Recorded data
• • • •

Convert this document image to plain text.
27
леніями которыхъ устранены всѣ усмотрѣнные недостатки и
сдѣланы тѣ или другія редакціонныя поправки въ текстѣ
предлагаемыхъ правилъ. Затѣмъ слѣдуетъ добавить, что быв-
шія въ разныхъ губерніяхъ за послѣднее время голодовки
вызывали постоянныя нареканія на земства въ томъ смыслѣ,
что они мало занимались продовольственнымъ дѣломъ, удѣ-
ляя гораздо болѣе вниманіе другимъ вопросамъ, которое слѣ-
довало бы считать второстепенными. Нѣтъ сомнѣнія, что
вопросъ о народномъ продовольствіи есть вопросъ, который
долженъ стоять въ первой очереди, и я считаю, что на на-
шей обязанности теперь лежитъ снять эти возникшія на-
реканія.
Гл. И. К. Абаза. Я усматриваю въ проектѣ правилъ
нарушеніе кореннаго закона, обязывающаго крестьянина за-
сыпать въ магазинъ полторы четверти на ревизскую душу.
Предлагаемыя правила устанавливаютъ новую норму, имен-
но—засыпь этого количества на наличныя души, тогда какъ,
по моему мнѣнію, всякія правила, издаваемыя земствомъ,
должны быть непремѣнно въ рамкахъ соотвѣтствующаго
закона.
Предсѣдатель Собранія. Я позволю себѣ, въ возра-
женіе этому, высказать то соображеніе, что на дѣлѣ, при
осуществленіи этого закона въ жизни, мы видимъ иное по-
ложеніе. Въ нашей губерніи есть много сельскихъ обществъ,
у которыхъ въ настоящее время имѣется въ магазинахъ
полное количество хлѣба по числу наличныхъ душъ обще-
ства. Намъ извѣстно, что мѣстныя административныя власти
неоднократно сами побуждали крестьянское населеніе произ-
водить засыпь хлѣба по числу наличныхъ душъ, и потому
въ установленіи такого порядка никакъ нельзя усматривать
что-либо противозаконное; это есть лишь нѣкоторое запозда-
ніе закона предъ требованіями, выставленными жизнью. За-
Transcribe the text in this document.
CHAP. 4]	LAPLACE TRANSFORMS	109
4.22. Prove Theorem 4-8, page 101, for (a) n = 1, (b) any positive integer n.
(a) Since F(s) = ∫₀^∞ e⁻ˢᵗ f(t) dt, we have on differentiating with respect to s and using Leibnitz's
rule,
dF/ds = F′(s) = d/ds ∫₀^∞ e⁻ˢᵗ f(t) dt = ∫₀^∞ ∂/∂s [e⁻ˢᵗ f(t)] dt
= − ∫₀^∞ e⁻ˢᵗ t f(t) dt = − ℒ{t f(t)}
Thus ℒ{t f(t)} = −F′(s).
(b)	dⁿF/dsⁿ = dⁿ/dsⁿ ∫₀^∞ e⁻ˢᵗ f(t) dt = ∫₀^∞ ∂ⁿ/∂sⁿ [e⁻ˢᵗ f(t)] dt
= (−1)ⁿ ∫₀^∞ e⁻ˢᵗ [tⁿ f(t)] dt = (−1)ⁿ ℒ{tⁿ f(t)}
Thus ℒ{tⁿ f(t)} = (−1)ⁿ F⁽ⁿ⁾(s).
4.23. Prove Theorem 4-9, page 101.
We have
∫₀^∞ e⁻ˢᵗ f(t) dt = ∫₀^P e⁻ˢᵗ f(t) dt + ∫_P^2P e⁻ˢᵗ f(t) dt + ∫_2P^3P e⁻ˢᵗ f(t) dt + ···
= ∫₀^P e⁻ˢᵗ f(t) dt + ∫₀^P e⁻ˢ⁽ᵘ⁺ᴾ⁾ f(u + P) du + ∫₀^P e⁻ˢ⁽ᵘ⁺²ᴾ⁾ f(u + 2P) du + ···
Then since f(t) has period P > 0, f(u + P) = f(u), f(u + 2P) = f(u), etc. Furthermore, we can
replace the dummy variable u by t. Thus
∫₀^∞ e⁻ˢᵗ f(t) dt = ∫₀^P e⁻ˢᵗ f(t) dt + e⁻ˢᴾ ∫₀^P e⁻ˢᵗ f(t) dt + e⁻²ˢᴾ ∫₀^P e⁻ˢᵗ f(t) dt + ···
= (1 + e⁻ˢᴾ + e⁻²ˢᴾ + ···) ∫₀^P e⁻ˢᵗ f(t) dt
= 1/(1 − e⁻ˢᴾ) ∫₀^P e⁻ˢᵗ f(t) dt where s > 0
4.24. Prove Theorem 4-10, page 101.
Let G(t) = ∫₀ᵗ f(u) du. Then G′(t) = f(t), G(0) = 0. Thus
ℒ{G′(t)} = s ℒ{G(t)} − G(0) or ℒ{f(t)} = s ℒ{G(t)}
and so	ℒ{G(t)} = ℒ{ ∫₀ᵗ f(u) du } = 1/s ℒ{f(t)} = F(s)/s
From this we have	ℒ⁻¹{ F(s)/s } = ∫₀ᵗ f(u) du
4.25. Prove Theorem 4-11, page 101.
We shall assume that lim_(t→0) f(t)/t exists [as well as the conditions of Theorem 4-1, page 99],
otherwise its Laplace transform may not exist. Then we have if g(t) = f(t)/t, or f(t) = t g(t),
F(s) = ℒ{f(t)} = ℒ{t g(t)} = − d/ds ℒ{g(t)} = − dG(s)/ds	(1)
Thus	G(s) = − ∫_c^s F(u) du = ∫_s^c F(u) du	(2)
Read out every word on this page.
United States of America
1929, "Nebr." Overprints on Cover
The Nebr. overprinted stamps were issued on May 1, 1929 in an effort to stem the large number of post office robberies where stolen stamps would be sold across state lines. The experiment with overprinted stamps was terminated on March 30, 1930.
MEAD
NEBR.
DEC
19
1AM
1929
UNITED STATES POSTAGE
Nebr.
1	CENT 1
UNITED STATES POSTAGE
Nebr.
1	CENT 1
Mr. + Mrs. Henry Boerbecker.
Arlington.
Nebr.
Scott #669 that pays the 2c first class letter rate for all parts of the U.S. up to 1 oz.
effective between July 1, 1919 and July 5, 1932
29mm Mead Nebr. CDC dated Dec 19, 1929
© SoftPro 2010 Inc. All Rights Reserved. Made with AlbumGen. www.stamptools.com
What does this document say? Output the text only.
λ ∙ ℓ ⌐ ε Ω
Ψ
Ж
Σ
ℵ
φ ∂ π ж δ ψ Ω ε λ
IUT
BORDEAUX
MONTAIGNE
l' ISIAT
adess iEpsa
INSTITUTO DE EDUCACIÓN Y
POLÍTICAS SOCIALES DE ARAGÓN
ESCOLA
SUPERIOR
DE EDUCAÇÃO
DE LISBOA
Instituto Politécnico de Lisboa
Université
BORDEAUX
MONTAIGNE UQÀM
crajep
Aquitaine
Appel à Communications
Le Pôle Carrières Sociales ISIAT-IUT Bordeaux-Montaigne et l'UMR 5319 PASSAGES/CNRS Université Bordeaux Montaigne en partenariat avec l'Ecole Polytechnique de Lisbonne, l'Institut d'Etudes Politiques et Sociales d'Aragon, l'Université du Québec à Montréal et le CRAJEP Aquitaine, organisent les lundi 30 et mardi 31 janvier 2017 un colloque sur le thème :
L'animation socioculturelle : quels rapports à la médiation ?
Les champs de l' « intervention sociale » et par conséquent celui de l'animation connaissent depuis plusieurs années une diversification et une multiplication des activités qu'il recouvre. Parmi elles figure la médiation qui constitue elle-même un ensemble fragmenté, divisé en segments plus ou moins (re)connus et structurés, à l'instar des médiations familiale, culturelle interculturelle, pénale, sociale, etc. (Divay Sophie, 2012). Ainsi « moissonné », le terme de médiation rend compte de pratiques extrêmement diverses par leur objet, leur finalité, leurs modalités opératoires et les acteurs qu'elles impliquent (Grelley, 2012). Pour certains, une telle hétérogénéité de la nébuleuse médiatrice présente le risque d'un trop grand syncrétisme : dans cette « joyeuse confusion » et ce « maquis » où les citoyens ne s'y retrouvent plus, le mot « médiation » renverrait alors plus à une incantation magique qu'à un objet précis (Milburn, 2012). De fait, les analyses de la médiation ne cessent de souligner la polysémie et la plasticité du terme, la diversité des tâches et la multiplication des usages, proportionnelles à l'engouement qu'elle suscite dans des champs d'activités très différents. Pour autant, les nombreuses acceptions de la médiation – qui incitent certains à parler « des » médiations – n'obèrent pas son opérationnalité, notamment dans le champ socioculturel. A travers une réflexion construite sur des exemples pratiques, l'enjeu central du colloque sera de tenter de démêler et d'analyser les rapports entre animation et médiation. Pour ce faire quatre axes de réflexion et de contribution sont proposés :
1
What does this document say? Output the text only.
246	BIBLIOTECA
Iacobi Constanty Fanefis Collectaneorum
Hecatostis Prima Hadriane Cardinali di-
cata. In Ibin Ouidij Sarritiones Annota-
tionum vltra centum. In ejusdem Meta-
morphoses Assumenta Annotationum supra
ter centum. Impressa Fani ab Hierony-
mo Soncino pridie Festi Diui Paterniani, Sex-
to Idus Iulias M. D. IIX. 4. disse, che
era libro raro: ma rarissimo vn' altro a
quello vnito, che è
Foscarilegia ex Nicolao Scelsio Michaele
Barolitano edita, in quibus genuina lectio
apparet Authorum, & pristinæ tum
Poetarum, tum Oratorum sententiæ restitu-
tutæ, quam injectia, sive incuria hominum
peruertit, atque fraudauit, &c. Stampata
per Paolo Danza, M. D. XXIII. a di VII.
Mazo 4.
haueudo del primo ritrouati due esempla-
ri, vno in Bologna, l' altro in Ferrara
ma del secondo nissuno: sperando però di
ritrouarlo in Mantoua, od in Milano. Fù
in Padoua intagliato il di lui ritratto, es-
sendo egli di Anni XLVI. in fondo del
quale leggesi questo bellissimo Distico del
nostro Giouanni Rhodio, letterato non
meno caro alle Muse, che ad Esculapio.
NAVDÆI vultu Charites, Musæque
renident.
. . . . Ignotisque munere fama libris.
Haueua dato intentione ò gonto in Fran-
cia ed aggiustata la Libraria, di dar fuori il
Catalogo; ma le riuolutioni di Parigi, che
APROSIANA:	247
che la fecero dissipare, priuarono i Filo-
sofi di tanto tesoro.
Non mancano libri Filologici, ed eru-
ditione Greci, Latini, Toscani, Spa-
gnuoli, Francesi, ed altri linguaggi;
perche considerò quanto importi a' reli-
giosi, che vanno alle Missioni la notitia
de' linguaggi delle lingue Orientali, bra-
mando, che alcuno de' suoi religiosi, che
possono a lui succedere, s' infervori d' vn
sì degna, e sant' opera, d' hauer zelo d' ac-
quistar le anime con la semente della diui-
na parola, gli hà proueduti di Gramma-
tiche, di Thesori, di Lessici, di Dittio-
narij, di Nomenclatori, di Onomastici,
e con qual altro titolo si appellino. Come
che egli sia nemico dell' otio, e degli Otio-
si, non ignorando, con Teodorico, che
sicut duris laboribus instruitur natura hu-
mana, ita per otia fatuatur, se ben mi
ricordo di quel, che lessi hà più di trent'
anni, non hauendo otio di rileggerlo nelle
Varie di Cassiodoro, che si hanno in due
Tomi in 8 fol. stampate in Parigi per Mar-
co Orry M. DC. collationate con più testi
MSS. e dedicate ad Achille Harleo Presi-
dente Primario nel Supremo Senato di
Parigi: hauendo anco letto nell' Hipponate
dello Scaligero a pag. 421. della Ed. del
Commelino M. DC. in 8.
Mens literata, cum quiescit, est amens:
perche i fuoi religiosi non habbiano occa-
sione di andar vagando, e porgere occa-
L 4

• • • •

What you have to do
Scan the records above for the string "altro", then report every line that contains it.

Result for this task
era libro raro: ma rarissimo vn' altro a
ri, vno in Bologna, l' altro in Ferrara
e con qual altro titolo si appellino. Come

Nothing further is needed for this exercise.